-- START OF Dataset records --

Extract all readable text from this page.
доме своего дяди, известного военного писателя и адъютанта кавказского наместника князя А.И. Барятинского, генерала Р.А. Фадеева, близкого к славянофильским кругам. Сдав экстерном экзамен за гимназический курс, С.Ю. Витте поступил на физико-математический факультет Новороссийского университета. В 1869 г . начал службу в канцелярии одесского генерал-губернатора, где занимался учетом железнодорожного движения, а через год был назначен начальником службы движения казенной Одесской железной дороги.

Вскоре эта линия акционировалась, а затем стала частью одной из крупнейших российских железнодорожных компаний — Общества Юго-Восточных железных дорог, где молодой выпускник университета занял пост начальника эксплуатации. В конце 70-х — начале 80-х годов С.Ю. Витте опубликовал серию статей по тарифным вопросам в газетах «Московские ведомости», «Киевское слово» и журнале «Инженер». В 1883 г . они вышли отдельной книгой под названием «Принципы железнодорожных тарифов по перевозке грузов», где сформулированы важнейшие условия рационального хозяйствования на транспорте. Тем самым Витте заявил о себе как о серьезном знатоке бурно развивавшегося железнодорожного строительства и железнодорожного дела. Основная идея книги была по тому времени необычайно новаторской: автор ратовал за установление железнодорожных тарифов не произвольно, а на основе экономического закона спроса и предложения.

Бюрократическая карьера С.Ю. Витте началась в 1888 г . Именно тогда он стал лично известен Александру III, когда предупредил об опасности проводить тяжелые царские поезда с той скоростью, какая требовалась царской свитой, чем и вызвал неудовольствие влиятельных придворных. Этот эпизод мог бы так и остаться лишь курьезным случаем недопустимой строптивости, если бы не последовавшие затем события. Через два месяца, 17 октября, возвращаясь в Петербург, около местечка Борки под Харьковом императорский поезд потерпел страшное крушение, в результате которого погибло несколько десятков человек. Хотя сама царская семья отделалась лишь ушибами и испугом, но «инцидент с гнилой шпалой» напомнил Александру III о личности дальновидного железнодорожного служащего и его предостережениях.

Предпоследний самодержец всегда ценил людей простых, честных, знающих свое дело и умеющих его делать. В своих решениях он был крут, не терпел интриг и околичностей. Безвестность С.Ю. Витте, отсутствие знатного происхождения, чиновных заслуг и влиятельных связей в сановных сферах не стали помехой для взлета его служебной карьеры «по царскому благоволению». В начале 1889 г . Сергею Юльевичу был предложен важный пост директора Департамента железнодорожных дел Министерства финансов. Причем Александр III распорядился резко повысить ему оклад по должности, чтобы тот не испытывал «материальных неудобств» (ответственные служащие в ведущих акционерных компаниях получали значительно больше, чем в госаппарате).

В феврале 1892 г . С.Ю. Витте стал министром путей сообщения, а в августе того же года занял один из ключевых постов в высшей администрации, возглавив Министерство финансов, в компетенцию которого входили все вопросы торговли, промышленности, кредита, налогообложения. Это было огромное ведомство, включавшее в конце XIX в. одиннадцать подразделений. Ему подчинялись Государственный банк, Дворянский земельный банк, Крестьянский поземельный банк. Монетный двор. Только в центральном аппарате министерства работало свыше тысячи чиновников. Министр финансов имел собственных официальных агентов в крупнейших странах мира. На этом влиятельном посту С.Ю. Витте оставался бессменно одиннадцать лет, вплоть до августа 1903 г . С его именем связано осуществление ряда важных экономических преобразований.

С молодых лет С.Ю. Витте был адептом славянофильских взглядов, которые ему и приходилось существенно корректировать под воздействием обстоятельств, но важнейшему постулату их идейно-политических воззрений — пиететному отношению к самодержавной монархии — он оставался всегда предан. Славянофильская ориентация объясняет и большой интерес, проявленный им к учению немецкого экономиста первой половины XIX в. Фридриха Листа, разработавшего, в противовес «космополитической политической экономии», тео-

-- END OF Dataset records --

* **Stated exercise**
The listing above should be transcribed in full, exactly as written.

* **Reply**
Extract all readable text from this page.
доме своего дяди, известного военного писателя и адъютанта кавказского наместника князя А.И. Барятинского, генерала Р.А. Фадеева, близкого к славянофильским кругам. Сдав экстерном экзамен за гимназический курс, С.Ю. Витте поступил на физико-математический факультет Новороссийского университета. В 1869 г . начал службу в канцелярии одесского генерал-губернатора, где занимался учетом железнодорожного движения, а через год был назначен начальником службы движения казенной Одесской железной дороги.

Вскоре эта линия акционировалась, а затем стала частью одной из крупнейших российских железнодорожных компаний — Общества Юго-Восточных железных дорог, где молодой выпускник университета занял пост начальника эксплуатации. В конце 70-х — начале 80-х годов С.Ю. Витте опубликовал серию статей по тарифным вопросам в газетах «Московские ведомости», «Киевское слово» и журнале «Инженер». В 1883 г . они вышли отдельной книгой под названием «Принципы железнодорожных тарифов по перевозке грузов», где сформулированы важнейшие условия рационального хозяйствования на транспорте. Тем самым Витте заявил о себе как о серьезном знатоке бурно развивавшегося железнодорожного строительства и железнодорожного дела. Основная идея книги была по тому времени необычайно новаторской: автор ратовал за установление железнодорожных тарифов не произвольно, а на основе экономического закона спроса и предложения.

Бюрократическая карьера С.Ю. Витте началась в 1888 г . Именно тогда он стал лично известен Александру III, когда предупредил об опасности проводить тяжелые царские поезда с той скоростью, какая требовалась царской свитой, чем и вызвал неудовольствие влиятельных придворных. Этот эпизод мог бы так и остаться лишь курьезным случаем недопустимой строптивости, если бы не последовавшие затем события. Через два месяца, 17 октября, возвращаясь в Петербург, около местечка Борки под Харьковом императорский поезд потерпел страшное крушение, в результате которого погибло несколько десятков человек. Хотя сама царская семья отделалась лишь ушибами и испугом, но «инцидент с гнилой шпалой» напомнил Александру III о личности дальновидного железнодорожного служащего и его предостережениях.

Предпоследний самодержец всегда ценил людей простых, честных, знающих свое дело и умеющих его делать. В своих решениях он был крут, не терпел интриг и околичностей. Безвестность С.Ю. Витте, отсутствие знатного происхождения, чиновных заслуг и влиятельных связей в сановных сферах не стали помехой для взлета его служебной карьеры «по царскому благоволению». В начале 1889 г . Сергею Юльевичу был предложен важный пост директора Департамента железнодорожных дел Министерства финансов. Причем Александр III распорядился резко повысить ему оклад по должности, чтобы тот не испытывал «материальных неудобств» (ответственные служащие в ведущих акционерных компаниях получали значительно больше, чем в госаппарате).

В феврале 1892 г . С.Ю. Витте стал министром путей сообщения, а в августе того же года занял один из ключевых постов в высшей администрации, возглавив Министерство финансов, в компетенцию которого входили все вопросы торговли, промышленности, кредита, налогообложения. Это было огромное ведомство, включавшее в конце XIX в. одиннадцать подразделений. Ему подчинялись Государственный банк, Дворянский земельный банк, Крестьянский поземельный банк. Монетный двор. Только в центральном аппарате министерства работало свыше тысячи чиновников. Министр финансов имел собственных официальных агентов в крупнейших странах мира. На этом влиятельном посту С.Ю. Витте оставался бессменно одиннадцать лет, вплоть до августа 1903 г . С его именем связано осуществление ряда важных экономических преобразований.

С молодых лет С.Ю. Витте был адептом славянофильских взглядов, которые ему и приходилось существенно корректировать под воздействием обстоятельств, но важнейшему постулату их идейно-политических воззрений — пиететному отношению к самодержавной монархии — он оставался всегда предан. Славянофильская ориентация объясняет и большой интерес, проявленный им к учению немецкого экономиста первой половины XIX в. Фридриха Листа, разработавшего, в противовес «космополитической политической экономии», тео-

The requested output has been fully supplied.